[Start Provided data]

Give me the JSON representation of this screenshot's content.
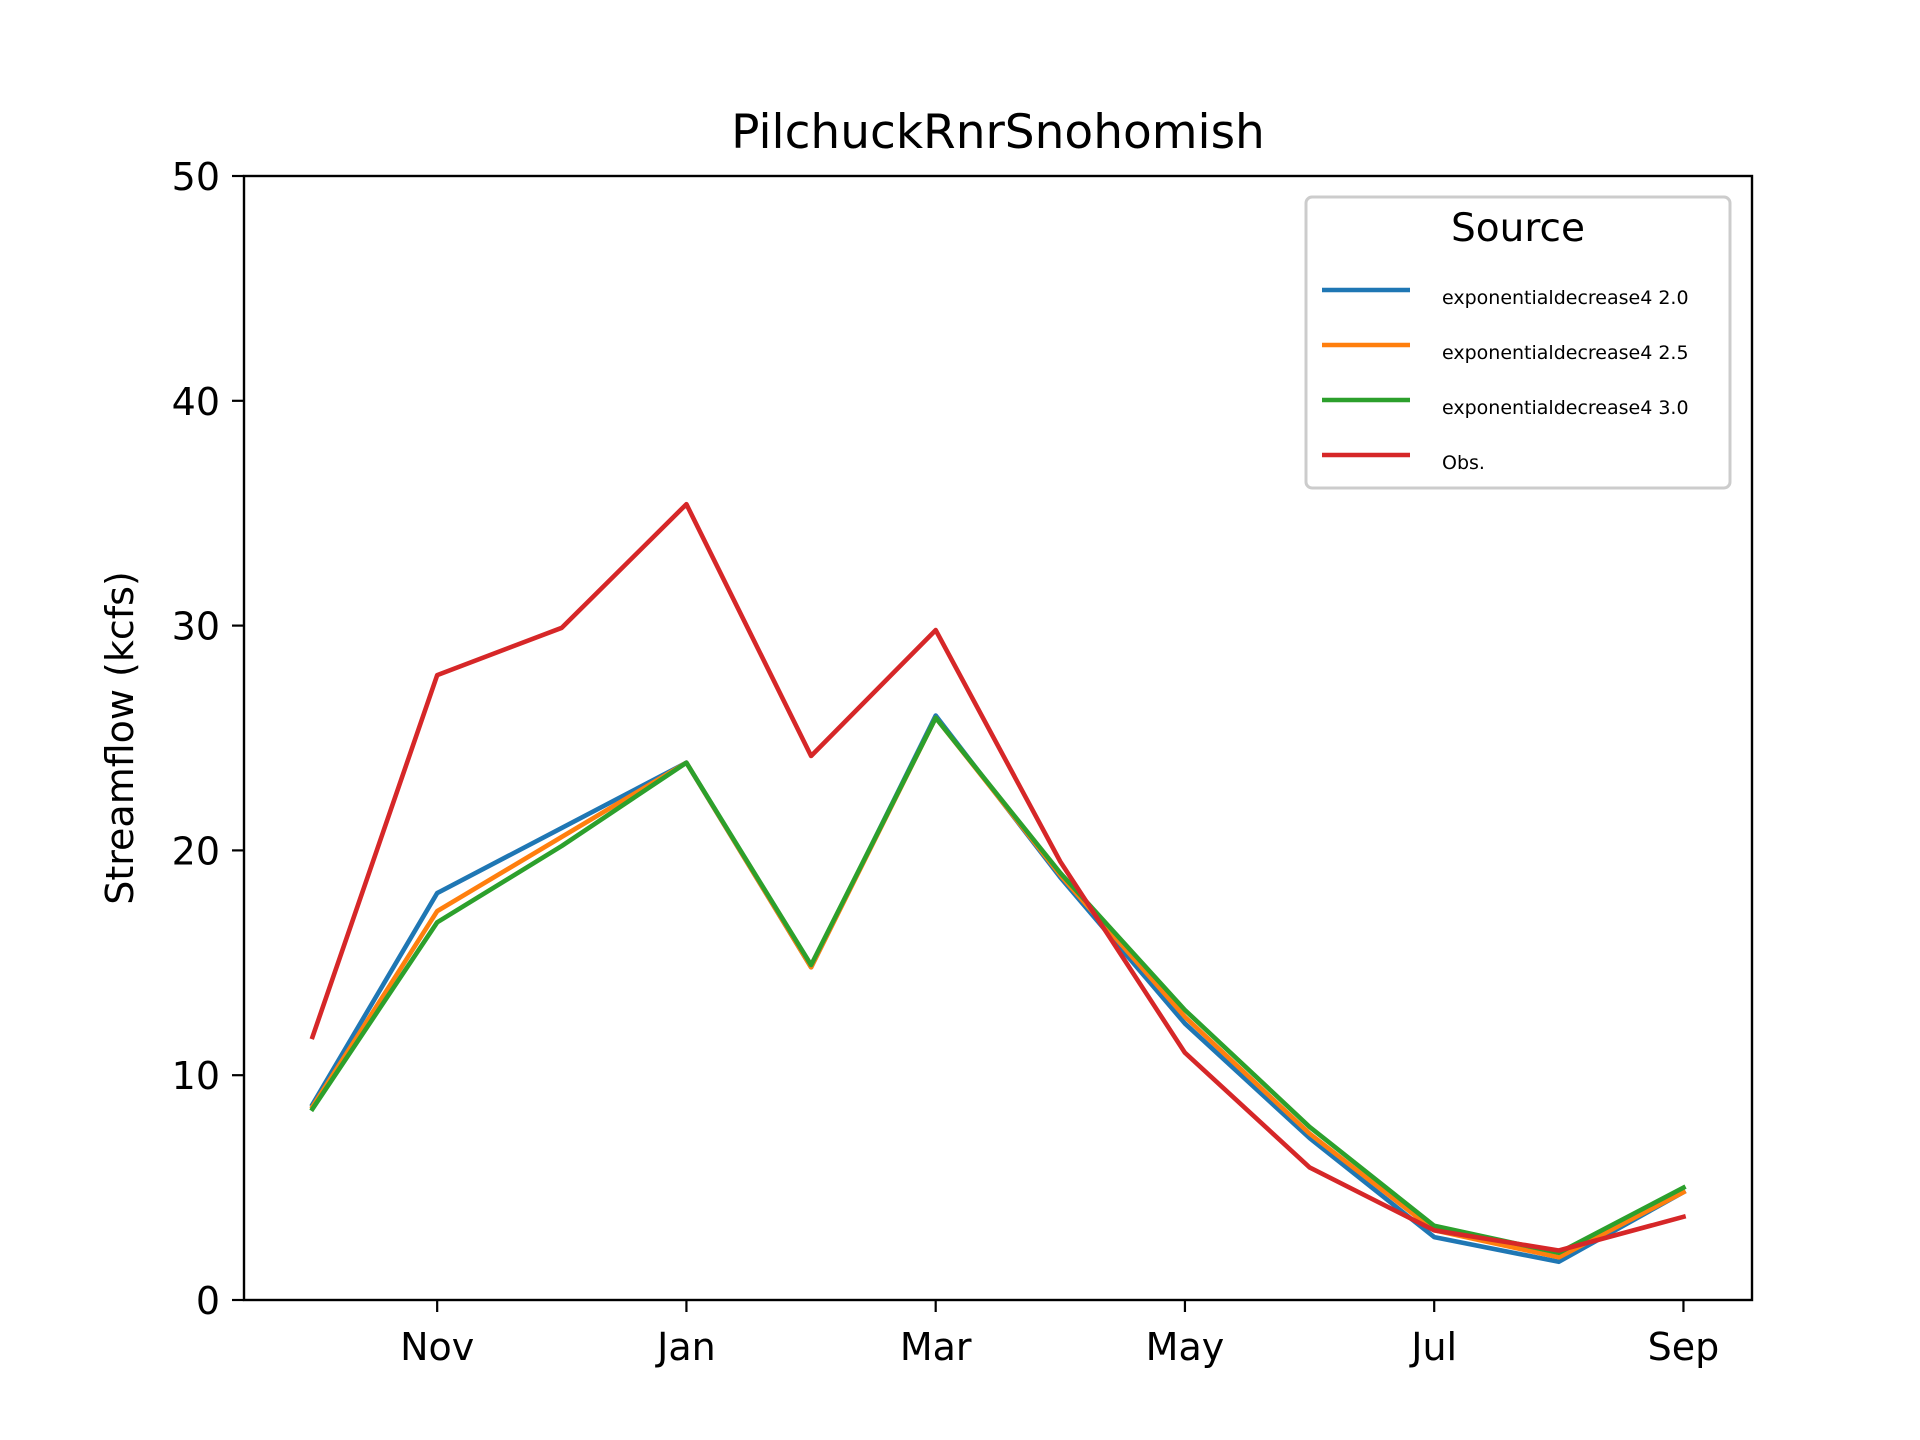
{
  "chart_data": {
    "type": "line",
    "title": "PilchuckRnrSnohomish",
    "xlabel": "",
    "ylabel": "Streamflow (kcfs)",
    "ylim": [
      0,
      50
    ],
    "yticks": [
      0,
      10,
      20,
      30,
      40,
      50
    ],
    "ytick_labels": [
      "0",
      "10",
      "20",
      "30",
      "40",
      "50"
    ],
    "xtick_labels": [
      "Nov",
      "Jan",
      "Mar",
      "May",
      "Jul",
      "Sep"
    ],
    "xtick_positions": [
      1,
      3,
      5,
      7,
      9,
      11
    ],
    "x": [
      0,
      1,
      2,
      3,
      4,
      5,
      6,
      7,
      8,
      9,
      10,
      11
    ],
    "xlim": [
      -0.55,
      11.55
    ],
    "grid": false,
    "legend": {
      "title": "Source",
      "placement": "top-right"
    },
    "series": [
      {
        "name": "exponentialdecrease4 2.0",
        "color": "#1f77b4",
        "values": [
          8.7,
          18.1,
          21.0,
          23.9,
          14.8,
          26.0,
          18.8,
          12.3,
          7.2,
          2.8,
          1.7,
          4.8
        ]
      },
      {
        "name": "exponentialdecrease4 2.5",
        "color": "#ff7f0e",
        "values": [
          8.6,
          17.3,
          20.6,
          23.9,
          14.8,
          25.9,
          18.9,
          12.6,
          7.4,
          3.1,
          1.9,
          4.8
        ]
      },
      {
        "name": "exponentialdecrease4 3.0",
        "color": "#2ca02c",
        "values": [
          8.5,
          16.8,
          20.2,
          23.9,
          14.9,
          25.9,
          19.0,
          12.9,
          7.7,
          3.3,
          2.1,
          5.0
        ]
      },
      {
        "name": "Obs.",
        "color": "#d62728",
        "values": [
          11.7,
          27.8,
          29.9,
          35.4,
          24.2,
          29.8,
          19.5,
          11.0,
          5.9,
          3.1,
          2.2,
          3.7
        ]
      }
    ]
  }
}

[End Provided data]

• What is needed
Each line of the data is to be duplicated exactly; pictures stay out of the copy.

• Solution for this exercise
Give me the JSON representation of this screenshot's content.
{
  "chart_data": {
    "type": "line",
    "title": "PilchuckRnrSnohomish",
    "xlabel": "",
    "ylabel": "Streamflow (kcfs)",
    "ylim": [
      0,
      50
    ],
    "yticks": [
      0,
      10,
      20,
      30,
      40,
      50
    ],
    "ytick_labels": [
      "0",
      "10",
      "20",
      "30",
      "40",
      "50"
    ],
    "xtick_labels": [
      "Nov",
      "Jan",
      "Mar",
      "May",
      "Jul",
      "Sep"
    ],
    "xtick_positions": [
      1,
      3,
      5,
      7,
      9,
      11
    ],
    "x": [
      0,
      1,
      2,
      3,
      4,
      5,
      6,
      7,
      8,
      9,
      10,
      11
    ],
    "xlim": [
      -0.55,
      11.55
    ],
    "grid": false,
    "legend": {
      "title": "Source",
      "placement": "top-right"
    },
    "series": [
      {
        "name": "exponentialdecrease4 2.0",
        "color": "#1f77b4",
        "values": [
          8.7,
          18.1,
          21.0,
          23.9,
          14.8,
          26.0,
          18.8,
          12.3,
          7.2,
          2.8,
          1.7,
          4.8
        ]
      },
      {
        "name": "exponentialdecrease4 2.5",
        "color": "#ff7f0e",
        "values": [
          8.6,
          17.3,
          20.6,
          23.9,
          14.8,
          25.9,
          18.9,
          12.6,
          7.4,
          3.1,
          1.9,
          4.8
        ]
      },
      {
        "name": "exponentialdecrease4 3.0",
        "color": "#2ca02c",
        "values": [
          8.5,
          16.8,
          20.2,
          23.9,
          14.9,
          25.9,
          19.0,
          12.9,
          7.7,
          3.3,
          2.1,
          5.0
        ]
      },
      {
        "name": "Obs.",
        "color": "#d62728",
        "values": [
          11.7,
          27.8,
          29.9,
          35.4,
          24.2,
          29.8,
          19.5,
          11.0,
          5.9,
          3.1,
          2.2,
          3.7
        ]
      }
    ]
  }
}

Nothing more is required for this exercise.